━━━━━ EXTRACTED ENTRIES

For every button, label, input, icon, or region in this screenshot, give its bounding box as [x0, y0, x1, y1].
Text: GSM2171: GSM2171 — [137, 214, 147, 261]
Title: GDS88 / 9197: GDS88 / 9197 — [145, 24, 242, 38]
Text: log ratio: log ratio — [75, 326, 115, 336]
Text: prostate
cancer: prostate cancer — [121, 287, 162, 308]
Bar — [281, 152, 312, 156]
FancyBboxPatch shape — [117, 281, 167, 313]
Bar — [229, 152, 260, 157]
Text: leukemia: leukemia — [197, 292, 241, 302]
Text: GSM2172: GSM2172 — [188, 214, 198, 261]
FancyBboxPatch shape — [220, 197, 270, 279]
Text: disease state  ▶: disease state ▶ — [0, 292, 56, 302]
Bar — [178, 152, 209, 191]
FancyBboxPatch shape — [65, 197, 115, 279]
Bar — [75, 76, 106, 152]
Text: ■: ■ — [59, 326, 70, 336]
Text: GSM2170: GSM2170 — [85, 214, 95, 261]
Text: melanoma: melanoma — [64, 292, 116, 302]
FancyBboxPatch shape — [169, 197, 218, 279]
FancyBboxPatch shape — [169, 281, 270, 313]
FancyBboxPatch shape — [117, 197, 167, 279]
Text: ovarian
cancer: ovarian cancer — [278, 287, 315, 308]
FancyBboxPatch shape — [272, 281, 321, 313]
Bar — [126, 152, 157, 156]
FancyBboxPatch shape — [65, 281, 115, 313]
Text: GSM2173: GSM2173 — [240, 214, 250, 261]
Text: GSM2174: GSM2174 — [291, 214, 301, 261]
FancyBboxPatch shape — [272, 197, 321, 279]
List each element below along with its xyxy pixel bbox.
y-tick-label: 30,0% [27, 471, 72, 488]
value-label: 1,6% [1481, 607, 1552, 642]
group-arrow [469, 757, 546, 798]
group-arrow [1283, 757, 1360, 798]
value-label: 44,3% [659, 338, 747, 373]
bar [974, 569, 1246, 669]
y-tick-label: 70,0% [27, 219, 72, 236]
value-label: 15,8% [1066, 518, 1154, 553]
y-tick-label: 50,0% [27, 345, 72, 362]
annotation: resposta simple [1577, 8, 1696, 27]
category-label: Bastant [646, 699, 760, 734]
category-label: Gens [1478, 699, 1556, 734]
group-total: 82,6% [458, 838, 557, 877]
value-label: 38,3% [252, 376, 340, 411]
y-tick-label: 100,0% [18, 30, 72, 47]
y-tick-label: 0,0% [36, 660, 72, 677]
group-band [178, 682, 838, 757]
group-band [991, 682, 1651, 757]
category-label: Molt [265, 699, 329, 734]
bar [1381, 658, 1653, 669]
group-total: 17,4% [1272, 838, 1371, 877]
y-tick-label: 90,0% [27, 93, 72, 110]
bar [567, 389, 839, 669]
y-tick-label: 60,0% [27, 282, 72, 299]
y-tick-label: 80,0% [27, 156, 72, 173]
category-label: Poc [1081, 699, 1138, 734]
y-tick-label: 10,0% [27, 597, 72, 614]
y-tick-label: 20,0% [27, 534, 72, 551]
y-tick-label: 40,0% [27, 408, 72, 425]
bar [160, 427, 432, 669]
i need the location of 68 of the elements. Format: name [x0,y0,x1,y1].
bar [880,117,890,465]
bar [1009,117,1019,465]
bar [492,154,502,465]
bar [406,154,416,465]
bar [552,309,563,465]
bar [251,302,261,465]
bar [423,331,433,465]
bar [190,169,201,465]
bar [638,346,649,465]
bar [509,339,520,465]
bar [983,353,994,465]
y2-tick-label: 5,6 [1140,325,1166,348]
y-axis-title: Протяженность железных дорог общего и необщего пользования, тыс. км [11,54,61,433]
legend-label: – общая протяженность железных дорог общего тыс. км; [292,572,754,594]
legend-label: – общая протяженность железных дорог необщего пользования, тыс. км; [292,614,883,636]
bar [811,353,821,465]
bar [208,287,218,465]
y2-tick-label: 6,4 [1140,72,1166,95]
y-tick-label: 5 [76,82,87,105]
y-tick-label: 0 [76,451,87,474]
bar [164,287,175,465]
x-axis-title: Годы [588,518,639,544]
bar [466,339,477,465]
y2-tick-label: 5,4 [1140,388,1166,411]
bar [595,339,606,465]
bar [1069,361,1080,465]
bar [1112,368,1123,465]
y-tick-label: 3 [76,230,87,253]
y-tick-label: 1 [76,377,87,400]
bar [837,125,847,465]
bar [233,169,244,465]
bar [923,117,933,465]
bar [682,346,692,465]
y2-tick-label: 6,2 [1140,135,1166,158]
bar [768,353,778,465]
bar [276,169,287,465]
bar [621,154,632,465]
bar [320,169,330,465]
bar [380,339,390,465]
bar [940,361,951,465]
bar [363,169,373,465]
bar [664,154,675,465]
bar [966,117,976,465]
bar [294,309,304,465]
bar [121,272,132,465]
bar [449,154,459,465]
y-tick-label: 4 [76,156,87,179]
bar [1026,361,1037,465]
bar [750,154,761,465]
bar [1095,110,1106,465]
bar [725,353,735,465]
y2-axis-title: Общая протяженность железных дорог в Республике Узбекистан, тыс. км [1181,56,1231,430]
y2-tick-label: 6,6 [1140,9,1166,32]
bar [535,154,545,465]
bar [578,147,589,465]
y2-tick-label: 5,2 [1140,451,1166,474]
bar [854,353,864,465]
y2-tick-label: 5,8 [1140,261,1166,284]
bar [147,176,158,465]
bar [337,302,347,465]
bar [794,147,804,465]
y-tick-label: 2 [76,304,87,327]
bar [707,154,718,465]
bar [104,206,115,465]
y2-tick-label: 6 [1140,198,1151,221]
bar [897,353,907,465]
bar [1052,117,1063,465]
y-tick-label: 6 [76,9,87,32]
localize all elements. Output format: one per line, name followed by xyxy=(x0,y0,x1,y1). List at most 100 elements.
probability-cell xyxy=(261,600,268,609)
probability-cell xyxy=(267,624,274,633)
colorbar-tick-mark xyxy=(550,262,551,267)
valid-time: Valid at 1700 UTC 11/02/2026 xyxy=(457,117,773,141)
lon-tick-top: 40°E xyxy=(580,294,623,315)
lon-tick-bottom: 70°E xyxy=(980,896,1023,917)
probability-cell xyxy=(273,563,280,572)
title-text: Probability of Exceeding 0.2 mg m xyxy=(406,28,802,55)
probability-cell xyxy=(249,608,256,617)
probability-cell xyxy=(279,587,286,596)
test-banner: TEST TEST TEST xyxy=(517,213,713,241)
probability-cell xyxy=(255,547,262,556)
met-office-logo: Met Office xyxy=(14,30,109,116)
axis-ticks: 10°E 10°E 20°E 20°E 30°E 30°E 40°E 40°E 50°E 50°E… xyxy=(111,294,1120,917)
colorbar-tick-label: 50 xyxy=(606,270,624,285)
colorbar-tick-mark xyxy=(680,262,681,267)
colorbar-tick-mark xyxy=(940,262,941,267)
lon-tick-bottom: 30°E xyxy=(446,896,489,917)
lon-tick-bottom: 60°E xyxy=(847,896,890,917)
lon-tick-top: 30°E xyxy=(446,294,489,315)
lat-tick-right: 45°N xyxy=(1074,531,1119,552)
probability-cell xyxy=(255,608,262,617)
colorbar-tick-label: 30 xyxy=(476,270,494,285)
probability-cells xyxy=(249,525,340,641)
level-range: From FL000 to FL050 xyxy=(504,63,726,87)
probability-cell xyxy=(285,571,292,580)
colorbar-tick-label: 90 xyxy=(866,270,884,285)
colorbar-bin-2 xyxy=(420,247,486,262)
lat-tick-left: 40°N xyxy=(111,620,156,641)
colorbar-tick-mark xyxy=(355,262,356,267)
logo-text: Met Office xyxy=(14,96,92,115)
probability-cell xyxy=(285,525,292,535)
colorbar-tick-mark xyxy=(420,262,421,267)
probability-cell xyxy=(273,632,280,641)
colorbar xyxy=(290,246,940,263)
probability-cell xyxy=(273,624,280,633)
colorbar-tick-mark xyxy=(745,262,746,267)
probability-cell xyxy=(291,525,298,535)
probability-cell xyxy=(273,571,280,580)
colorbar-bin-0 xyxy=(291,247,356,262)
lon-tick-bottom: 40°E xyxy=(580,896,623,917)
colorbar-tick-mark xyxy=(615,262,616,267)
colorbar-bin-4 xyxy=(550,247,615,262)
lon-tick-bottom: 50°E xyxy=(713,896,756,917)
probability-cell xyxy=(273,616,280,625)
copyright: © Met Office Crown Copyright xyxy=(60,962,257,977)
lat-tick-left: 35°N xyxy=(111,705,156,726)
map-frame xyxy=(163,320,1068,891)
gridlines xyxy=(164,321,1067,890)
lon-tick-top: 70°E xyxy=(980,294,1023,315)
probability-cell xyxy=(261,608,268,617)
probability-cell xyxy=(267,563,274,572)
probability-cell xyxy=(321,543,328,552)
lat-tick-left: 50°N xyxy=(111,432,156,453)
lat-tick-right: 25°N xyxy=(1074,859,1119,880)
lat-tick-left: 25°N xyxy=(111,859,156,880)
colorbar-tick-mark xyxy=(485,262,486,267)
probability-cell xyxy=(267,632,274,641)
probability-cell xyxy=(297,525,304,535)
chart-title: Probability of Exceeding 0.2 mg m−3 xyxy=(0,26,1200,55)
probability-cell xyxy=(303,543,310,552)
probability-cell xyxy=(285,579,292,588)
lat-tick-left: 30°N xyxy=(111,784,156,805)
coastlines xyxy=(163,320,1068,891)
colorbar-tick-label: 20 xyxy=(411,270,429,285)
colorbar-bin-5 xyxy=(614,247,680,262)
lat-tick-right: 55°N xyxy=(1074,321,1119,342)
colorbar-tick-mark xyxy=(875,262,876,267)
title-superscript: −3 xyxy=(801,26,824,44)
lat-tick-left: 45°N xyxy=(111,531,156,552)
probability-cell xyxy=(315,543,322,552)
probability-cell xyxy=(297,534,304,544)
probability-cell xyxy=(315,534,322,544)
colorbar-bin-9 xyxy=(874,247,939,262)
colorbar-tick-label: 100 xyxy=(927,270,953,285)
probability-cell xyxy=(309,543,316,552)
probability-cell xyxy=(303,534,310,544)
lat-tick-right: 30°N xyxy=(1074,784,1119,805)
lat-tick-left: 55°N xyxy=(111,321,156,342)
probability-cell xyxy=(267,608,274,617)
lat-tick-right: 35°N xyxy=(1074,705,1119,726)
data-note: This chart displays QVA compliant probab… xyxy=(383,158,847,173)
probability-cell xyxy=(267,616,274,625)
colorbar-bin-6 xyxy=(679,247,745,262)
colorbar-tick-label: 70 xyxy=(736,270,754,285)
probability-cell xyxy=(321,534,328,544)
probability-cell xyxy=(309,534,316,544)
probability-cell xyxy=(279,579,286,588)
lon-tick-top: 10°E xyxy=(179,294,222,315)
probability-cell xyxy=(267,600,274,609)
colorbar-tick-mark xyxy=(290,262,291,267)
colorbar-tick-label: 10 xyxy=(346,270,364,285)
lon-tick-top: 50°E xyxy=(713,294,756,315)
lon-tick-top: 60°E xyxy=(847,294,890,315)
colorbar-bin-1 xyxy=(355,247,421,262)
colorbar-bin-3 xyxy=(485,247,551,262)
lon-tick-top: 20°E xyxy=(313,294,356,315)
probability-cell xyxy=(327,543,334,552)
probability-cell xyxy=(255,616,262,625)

━━━━━━━━━━

■ **PROBLEM**:
Reproduce the lines from the beginning of the records through the line containing "annotation: resposta simple", inclusive, replacing "value-label" with "data-label" and leaving everything else unchanged.

■ **TASK ANSWER**:
For every button, label, input, icon, or region in this screenshot, give its bounding box as [x0, y0, x1, y1].
Text: GSM2171: GSM2171 — [137, 214, 147, 261]
Title: GDS88 / 9197: GDS88 / 9197 — [145, 24, 242, 38]
Text: log ratio: log ratio — [75, 326, 115, 336]
Text: prostate
cancer: prostate cancer — [121, 287, 162, 308]
Bar — [281, 152, 312, 156]
FancyBboxPatch shape — [117, 281, 167, 313]
Bar — [229, 152, 260, 157]
Text: leukemia: leukemia — [197, 292, 241, 302]
Text: GSM2172: GSM2172 — [188, 214, 198, 261]
FancyBboxPatch shape — [220, 197, 270, 279]
Text: disease state  ▶: disease state ▶ — [0, 292, 56, 302]
Bar — [178, 152, 209, 191]
FancyBboxPatch shape — [65, 197, 115, 279]
Bar — [75, 76, 106, 152]
Text: ■: ■ — [59, 326, 70, 336]
Text: GSM2170: GSM2170 — [85, 214, 95, 261]
Text: melanoma: melanoma — [64, 292, 116, 302]
FancyBboxPatch shape — [169, 197, 218, 279]
FancyBboxPatch shape — [169, 281, 270, 313]
FancyBboxPatch shape — [117, 197, 167, 279]
Text: ovarian
cancer: ovarian cancer — [278, 287, 315, 308]
FancyBboxPatch shape — [272, 281, 321, 313]
Bar — [126, 152, 157, 156]
FancyBboxPatch shape — [65, 281, 115, 313]
Text: GSM2173: GSM2173 — [240, 214, 250, 261]
Text: GSM2174: GSM2174 — [291, 214, 301, 261]
FancyBboxPatch shape — [272, 197, 321, 279]
List each element below along with its xyxy pixel bbox.
y-tick-label: 30,0% [27, 471, 72, 488]
data-label: 1,6% [1481, 607, 1552, 642]
group-arrow [469, 757, 546, 798]
group-arrow [1283, 757, 1360, 798]
data-label: 44,3% [659, 338, 747, 373]
bar [974, 569, 1246, 669]
y-tick-label: 70,0% [27, 219, 72, 236]
data-label: 15,8% [1066, 518, 1154, 553]
y-tick-label: 50,0% [27, 345, 72, 362]
annotation: resposta simple [1577, 8, 1696, 27]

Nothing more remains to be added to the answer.